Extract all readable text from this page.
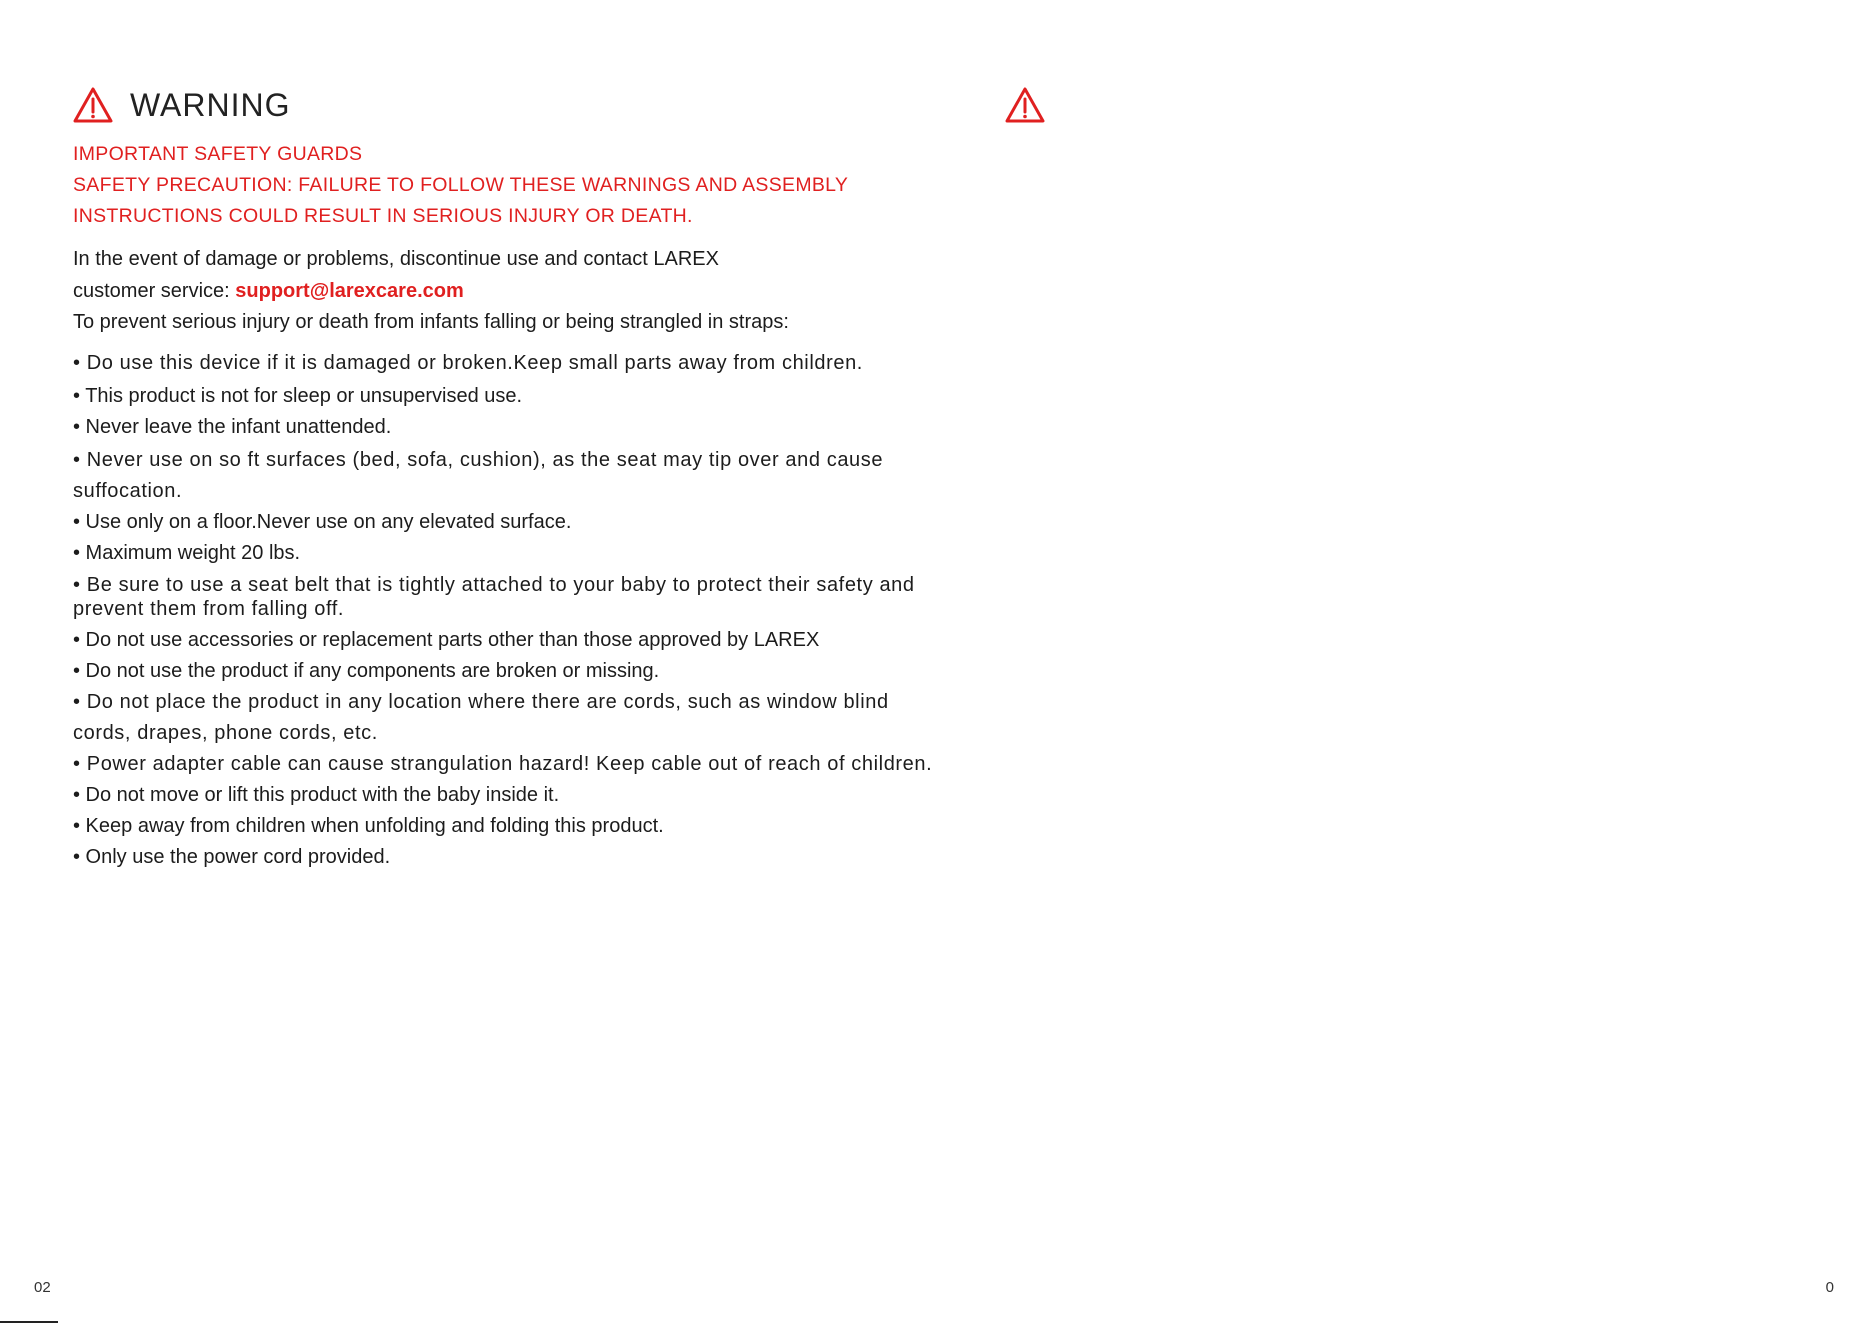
WARNING
IMPORTANT SAFETY GUARDS
SAFETY PRECAUTION: FAILURE TO FOLLOW THESE WARNINGS AND ASSEMBLY
INSTRUCTIONS COULD RESULT IN SERIOUS INJURY OR DEATH.
In the event of damage or problems, discontinue use and contact LAREX
customer service: support@larexcare.com
To prevent serious injury or death from infants falling or being strangled in straps:
• Do use this device if it is damaged or broken.Keep small parts away from children.
• This product is not for sleep or unsupervised use.
• Never leave the infant unattended.
• Never use on so ft surfaces (bed, sofa, cushion), as the seat may tip over and cause suffocation.
• Use only on a floor.Never use on any elevated surface.
• Maximum weight 20 lbs.
• Be sure to use a seat belt that is tightly attached to your baby to protect their safety and prevent them from falling off.
• Do not use accessories or replacement parts other than those approved by LAREX
• Do not use the product if any components are broken or missing.
• Do not place the product in any location where there are cords, such as window blind cords, drapes, phone cords, etc.
• Power adapter cable can cause strangulation hazard! Keep cable out of reach of children.
• Do not move or lift this product with the baby inside it.
• Keep away from children when unfolding and folding this product.
• Only use the power cord provided.
02	0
•••••
Reproduce the material in its entirety and word for word, without the pictures.

Extract all readable text from this page.
WARNING
IMPORTANT SAFETY GUARDS
SAFETY PRECAUTION: FAILURE TO FOLLOW THESE WARNINGS AND ASSEMBLY
INSTRUCTIONS COULD RESULT IN SERIOUS INJURY OR DEATH.
In the event of damage or problems, discontinue use and contact LAREX
customer service: support@larexcare.com
To prevent serious injury or death from infants falling or being strangled in straps:
• Do use this device if it is damaged or broken.Keep small parts away from children.
• This product is not for sleep or unsupervised use.
• Never leave the infant unattended.
• Never use on so ft surfaces (bed, sofa, cushion), as the seat may tip over and cause suffocation.
• Use only on a floor.Never use on any elevated surface.
• Maximum weight 20 lbs.
• Be sure to use a seat belt that is tightly attached to your baby to protect their safety and prevent them from falling off.
• Do not use accessories or replacement parts other than those approved by LAREX
• Do not use the product if any components are broken or missing.
• Do not place the product in any location where there are cords, such as window blind cords, drapes, phone cords, etc.
• Power adapter cable can cause strangulation hazard! Keep cable out of reach of children.
• Do not move or lift this product with the baby inside it.
• Keep away from children when unfolding and folding this product.
• Only use the power cord provided.
02	0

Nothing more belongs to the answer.